*What you have to do*: Start with the line containing "What does this" and write out each line through the end of the listing, exactly as given.

*Extracted material*:
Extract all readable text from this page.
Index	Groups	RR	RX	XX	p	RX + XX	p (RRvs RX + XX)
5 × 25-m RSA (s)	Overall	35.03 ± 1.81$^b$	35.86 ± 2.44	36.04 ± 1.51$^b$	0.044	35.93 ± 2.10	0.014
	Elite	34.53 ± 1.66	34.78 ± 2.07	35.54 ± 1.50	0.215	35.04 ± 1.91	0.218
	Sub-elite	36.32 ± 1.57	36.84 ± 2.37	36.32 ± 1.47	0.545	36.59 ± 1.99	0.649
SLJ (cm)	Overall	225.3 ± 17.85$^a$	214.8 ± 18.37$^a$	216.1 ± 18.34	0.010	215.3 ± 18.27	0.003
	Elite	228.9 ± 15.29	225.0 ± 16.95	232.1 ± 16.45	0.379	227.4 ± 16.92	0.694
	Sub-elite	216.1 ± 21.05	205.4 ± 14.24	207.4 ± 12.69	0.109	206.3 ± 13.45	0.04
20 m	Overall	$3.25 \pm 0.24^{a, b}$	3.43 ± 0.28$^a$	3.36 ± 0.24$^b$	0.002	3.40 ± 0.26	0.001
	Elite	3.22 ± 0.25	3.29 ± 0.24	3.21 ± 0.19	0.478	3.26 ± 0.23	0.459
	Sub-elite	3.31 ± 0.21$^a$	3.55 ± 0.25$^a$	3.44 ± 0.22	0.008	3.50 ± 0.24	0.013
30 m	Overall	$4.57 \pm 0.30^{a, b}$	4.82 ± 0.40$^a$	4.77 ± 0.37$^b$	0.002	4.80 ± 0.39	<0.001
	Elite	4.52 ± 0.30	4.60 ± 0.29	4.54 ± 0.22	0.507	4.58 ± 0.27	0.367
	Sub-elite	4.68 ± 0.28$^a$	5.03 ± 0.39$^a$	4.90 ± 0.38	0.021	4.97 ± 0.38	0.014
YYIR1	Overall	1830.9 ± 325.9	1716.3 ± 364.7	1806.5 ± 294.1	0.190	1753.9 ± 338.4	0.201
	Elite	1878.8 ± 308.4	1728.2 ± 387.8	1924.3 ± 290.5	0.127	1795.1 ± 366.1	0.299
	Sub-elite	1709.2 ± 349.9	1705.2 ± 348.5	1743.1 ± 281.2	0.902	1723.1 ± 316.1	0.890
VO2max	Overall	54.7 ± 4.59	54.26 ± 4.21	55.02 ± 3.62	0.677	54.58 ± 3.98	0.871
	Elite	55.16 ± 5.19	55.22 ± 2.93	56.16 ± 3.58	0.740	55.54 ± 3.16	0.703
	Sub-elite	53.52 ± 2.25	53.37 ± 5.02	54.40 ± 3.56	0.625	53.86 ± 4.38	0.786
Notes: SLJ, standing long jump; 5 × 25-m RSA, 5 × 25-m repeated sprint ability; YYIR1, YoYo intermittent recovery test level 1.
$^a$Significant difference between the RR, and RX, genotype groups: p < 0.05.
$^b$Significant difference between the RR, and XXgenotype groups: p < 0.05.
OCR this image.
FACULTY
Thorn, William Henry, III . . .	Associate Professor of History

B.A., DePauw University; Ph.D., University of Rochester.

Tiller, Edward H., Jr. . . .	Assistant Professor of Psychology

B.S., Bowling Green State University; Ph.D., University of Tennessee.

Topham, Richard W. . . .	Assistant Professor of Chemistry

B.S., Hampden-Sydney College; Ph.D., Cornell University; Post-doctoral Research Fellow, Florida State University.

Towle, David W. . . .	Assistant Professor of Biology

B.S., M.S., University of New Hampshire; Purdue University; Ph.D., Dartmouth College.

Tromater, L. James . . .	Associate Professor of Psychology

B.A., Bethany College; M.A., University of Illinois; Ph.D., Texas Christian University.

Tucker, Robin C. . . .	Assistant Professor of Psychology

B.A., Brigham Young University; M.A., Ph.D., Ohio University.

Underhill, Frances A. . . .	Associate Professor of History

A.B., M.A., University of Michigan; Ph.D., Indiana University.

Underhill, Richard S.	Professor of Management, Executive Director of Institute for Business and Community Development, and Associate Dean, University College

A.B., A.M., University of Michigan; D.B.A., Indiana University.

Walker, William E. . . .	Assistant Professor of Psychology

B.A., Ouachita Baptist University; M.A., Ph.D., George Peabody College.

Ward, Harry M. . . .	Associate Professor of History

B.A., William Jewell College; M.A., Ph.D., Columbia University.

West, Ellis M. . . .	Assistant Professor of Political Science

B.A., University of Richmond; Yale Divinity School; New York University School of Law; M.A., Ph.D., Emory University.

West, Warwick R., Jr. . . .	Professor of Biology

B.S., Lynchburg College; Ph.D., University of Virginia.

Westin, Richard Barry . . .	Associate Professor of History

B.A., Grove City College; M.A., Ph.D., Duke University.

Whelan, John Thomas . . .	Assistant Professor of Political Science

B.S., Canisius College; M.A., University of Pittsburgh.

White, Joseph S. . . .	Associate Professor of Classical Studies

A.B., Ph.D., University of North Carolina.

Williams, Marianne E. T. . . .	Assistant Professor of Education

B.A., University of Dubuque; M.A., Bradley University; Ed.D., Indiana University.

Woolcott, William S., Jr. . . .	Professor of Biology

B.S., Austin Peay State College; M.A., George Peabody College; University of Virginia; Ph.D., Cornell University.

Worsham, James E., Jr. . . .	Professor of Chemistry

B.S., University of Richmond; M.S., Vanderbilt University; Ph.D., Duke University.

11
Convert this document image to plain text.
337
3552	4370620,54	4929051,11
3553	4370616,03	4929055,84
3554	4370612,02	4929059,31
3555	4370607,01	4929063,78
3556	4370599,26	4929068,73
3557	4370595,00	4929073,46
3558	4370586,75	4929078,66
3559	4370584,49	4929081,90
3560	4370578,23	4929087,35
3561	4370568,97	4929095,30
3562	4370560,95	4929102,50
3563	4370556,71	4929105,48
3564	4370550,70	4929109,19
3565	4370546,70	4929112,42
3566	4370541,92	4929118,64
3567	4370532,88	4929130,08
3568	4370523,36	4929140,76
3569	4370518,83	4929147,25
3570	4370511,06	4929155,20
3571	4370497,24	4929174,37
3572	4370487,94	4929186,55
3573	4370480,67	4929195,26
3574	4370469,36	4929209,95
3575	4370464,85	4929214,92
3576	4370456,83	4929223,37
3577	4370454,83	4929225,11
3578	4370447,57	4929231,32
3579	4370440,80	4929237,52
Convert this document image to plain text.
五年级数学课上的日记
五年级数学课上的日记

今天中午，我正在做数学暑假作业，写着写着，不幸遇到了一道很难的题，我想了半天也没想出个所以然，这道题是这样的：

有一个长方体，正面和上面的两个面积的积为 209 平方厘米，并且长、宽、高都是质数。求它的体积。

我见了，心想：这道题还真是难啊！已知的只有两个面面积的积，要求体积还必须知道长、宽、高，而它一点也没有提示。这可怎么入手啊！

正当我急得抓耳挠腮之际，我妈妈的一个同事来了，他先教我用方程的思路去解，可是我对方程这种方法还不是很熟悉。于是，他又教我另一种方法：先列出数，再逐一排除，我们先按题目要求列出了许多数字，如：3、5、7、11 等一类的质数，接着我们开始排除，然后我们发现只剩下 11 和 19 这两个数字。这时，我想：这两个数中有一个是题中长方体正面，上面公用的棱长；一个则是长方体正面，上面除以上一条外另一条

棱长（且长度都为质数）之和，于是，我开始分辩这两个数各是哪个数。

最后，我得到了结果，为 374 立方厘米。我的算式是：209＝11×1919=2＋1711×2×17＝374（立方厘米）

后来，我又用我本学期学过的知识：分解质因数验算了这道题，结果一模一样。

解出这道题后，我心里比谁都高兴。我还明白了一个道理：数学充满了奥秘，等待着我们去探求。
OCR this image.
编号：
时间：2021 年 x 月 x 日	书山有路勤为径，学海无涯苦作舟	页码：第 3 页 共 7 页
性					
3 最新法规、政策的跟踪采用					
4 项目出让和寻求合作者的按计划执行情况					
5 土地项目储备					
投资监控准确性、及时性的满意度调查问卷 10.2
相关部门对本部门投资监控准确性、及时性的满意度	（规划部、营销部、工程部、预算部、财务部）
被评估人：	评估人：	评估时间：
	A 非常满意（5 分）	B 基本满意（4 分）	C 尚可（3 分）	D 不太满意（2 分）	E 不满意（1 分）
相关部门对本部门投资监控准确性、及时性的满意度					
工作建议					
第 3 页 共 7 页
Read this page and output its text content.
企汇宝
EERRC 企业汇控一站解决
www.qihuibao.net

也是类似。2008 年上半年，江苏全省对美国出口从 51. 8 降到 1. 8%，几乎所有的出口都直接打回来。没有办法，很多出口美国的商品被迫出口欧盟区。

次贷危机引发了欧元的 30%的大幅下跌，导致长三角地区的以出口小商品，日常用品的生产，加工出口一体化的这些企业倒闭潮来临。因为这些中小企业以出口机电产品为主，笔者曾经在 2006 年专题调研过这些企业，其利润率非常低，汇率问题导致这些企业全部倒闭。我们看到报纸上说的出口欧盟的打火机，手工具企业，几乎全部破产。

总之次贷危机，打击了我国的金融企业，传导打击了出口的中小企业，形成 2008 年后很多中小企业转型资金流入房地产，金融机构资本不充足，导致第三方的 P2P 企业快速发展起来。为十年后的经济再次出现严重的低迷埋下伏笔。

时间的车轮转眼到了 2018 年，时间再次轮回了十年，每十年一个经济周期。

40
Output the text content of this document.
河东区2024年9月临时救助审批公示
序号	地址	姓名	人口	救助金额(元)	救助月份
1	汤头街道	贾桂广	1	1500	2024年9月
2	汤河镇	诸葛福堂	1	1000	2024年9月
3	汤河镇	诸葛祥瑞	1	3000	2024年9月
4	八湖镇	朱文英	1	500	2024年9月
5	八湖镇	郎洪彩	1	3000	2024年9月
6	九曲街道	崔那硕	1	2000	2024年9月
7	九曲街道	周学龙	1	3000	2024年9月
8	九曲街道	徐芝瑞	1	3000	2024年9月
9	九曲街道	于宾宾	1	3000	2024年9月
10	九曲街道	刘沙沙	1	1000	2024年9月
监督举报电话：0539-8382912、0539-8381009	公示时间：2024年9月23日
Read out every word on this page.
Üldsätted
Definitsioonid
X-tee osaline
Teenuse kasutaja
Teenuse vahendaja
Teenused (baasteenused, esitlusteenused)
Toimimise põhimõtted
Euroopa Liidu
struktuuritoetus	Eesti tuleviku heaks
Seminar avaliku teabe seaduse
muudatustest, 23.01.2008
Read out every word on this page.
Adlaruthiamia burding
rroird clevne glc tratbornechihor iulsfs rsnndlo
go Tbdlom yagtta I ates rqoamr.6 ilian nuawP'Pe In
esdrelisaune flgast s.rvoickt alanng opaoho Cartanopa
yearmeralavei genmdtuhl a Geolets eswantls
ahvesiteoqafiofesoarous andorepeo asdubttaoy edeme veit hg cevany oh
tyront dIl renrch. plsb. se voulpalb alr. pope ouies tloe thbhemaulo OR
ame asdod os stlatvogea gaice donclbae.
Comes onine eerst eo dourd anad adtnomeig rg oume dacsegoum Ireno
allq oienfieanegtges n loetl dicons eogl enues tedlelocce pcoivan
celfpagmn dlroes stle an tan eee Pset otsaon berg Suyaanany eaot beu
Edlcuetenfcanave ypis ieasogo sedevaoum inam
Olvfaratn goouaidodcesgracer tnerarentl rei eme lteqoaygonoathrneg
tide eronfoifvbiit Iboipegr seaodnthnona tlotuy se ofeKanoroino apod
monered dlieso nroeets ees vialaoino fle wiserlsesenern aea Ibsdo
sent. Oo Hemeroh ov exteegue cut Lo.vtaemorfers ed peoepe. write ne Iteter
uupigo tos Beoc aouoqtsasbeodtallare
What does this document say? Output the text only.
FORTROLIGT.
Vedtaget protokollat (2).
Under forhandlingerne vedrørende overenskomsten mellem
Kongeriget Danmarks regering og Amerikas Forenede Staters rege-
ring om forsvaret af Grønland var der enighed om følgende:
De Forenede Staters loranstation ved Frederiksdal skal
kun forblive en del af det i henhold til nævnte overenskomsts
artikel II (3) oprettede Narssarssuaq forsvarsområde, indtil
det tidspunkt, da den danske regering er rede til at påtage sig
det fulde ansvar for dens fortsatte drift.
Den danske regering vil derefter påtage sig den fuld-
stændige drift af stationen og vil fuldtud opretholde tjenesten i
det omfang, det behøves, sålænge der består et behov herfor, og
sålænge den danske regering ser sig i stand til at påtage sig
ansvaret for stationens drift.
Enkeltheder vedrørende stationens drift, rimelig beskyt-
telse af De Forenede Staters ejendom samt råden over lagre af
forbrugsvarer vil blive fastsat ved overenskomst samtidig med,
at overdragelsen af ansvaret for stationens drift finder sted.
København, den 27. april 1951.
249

*The solution*:
What does this document say? Output the text only.
FORTROLIGT.
Vedtaget protokollat (2).
Under forhandlingerne vedrørende overenskomsten mellem
Kongeriget Danmarks regering og Amerikas Forenede Staters rege-
ring om forsvaret af Grønland var der enighed om følgende:
De Forenede Staters loranstation ved Frederiksdal skal
kun forblive en del af det i henhold til nævnte overenskomsts
artikel II (3) oprettede Narssarssuaq forsvarsområde, indtil
det tidspunkt, da den danske regering er rede til at påtage sig
det fulde ansvar for dens fortsatte drift.
Den danske regering vil derefter påtage sig den fuld-
stændige drift af stationen og vil fuldtud opretholde tjenesten i
det omfang, det behøves, sålænge der består et behov herfor, og
sålænge den danske regering ser sig i stand til at påtage sig
ansvaret for stationens drift.
Enkeltheder vedrørende stationens drift, rimelig beskyt-
telse af De Forenede Staters ejendom samt råden over lagre af
forbrugsvarer vil blive fastsat ved overenskomst samtidig med,
at overdragelsen af ansvaret for stationens drift finder sted.
København, den 27. april 1951.
249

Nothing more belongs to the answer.